Extract to read —

On Fri, Apr 10, 2015 at 4:36 PM, Kaylor, Andrew <andrew.kaylor at
intel.com<mailto:andrew.kaylor at intel.com>> wrote:
Just as an off-the-cuff idea that I haven’t thought through at all, what would
you think of the possibility of replacing this:

  %12 = call i32 @llvm.eh.typeid.for(i8* bitcast (%eh.CatchHandlerType*
@llvm.eh.handlertype.H.0 to i8*))
  %matches7 = icmp eq i32 %sel6, %12

with this:

  %matches7 = call i32 @llvm.eh.cmp.selector(i32 %sel6, i8* bitcast
(%eh.CatchHandlerType* @llvm.eh.handlertype.H.0 to i8*))

If we did that, the outlining code could just assume %sel6 was the current
selector (because we don’t clone into nested landing pads) and we wouldn’t need
to track it at all.

-Andy

From: Reid Kleckner [mailto:rnk at google.com<mailto:rnk at google.com>]
Sent: Friday, April 10, 2015 4:06 PM
To: Kaylor, Andrew
Cc: David Majnemer <david.majnemer at gmail.com<mailto:david.majnemer at
gmail.com>> (david.majnemer at gmail.com<mailto:david.majnemer at
gmail.com>); LLVM Developers Mailing List
Subject: Re: [WinEH] Cloning blocks that reference non-cloned PHI nodes

Sounds reasonable. Honestly, we've been having some serious whiteboard
discussions about how to get out of doing all this selector pattern matching. I
think that's basically the most fragile part of winehprepare, and if we can
add some new constructs that wrap that up in something opaque to mid-level
passes, that would be great.

Unfortunately, I haven't really been able to get enough consensus to write
something down. If I can't convince my coworkers that we need a new
construct in person, there's not much point in writing up a detailed RFC. :(

Here's the gist of the new idea:
- Leave invoke alone, too many optimizations care about it
- Add a new 'landingswitch' (name under debate) instruction that fills
the landingpad role and is also a terminator
- landingswitch clauses have some fixed operands (RTTI, handler label) and some
variable number of operands as required by the EH personality (catch object,
adjectives)
- Allow the 'resume' instruction to have 0, 1, or 2 successors, one of
which can be a landingpad.
- Add a 'resume' clause to landingswitches to allow them to continue the
unwind process at another landingpad in the same function

I've tried to sell this idea, but I'm getting push back suggesting that
we fix it a different way. The most compelling suggestion is to have the
existing landingpad instruction produce an i8* selector instead of an i32
selector, and then we indirectbr on it. This would save the selector pattern
matching that we do today, but I don't particularly like it. Optimization
passes can do basic block commoning, tail merging, and hoist instructions
between the landingpad and the indirectbr, and I don't like dealing with
that.

Exercise details —
In the exception-handling thread, what is described as the most compelling alternative suggestion Reid Kleckner received? The records have no connection to the exception-handling thread.

Layout annotation records:
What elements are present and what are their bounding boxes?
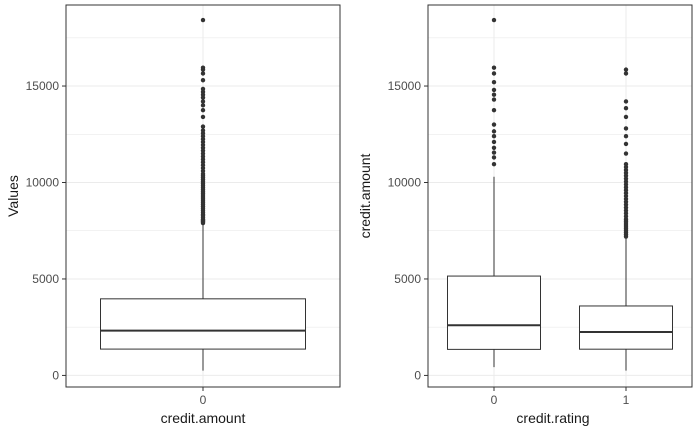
outlier-point — [623, 71, 629, 76]
y-tick-label: 10000 — [26, 175, 60, 189]
outlier-point — [200, 65, 206, 70]
outlier-point — [623, 67, 629, 72]
outlier-point — [491, 155, 497, 160]
panel-border — [427, 4, 693, 388]
outlier-point — [623, 151, 629, 156]
outlier-point — [623, 133, 629, 139]
y-tick-label: 5000 — [32, 272, 59, 286]
outlier-point — [200, 78, 206, 83]
y-axis-title: credit.amount — [357, 153, 373, 238]
chart-panel-left: 0 5000 10000 15000 0 credit.amount Values — [5, 4, 341, 426]
y-tick-label: 0 — [52, 368, 59, 382]
y-axis-ticks: 0 5000 10000 15000 — [388, 79, 428, 382]
outlier-point — [623, 114, 629, 120]
outlier-point — [200, 124, 206, 129]
y-tick-label: 5000 — [394, 272, 421, 286]
y-axis-ticks: 0 5000 10000 15000 — [26, 79, 66, 382]
y-axis-title: Values — [5, 175, 21, 217]
outlier-point — [491, 129, 497, 134]
outlier-point — [491, 150, 497, 155]
x-axis-title: credit.amount — [161, 410, 246, 426]
outlier-point — [491, 97, 497, 102]
outlier-point — [200, 17, 206, 23]
outlier-point — [491, 133, 497, 139]
outlier-point — [491, 65, 497, 70]
outlier-point — [200, 103, 206, 108]
outlier-point — [200, 99, 206, 104]
x-axis-ticks: 0 — [200, 387, 207, 407]
box-iqr — [100, 298, 306, 350]
boxplot-series — [100, 17, 306, 371]
outlier-point — [491, 71, 497, 76]
outlier-point — [623, 141, 629, 147]
boxplot-series — [447, 17, 673, 371]
box-iqr — [447, 275, 541, 350]
y-tick-label: 0 — [414, 368, 421, 382]
y-tick-label: 10000 — [388, 175, 422, 189]
outlier-point — [623, 99, 629, 104]
outlier-point — [491, 87, 497, 93]
x-tick-label: 0 — [491, 393, 498, 407]
outlier-point — [200, 86, 206, 92]
x-tick-label: 0 — [200, 393, 207, 407]
outlier-point — [491, 107, 497, 113]
outlier-point — [200, 128, 206, 133]
x-tick-label: 1 — [623, 393, 630, 407]
outlier-point — [491, 145, 497, 150]
box-iqr — [579, 305, 673, 350]
outlier-point — [491, 161, 497, 167]
outlier-point — [491, 122, 497, 127]
outlier-point — [491, 17, 497, 23]
outlier-point — [491, 139, 497, 145]
y-tick-label: 15000 — [388, 79, 422, 93]
outlier-point — [200, 71, 206, 76]
outlier-point — [200, 114, 206, 120]
outlier-point — [491, 79, 497, 85]
outlier-point — [623, 106, 629, 111]
y-tick-label: 15000 — [26, 79, 60, 93]
x-axis-title: credit.rating — [516, 410, 589, 426]
outlier-point — [491, 92, 497, 97]
outlier-point — [200, 107, 206, 113]
outlier-point — [623, 126, 629, 131]
outlier-point — [623, 161, 629, 167]
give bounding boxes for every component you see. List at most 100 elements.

Exercise output —
To have the existing landingpad instruction produce an i8* selector instead of an i32 selector, and then indirectbr on it.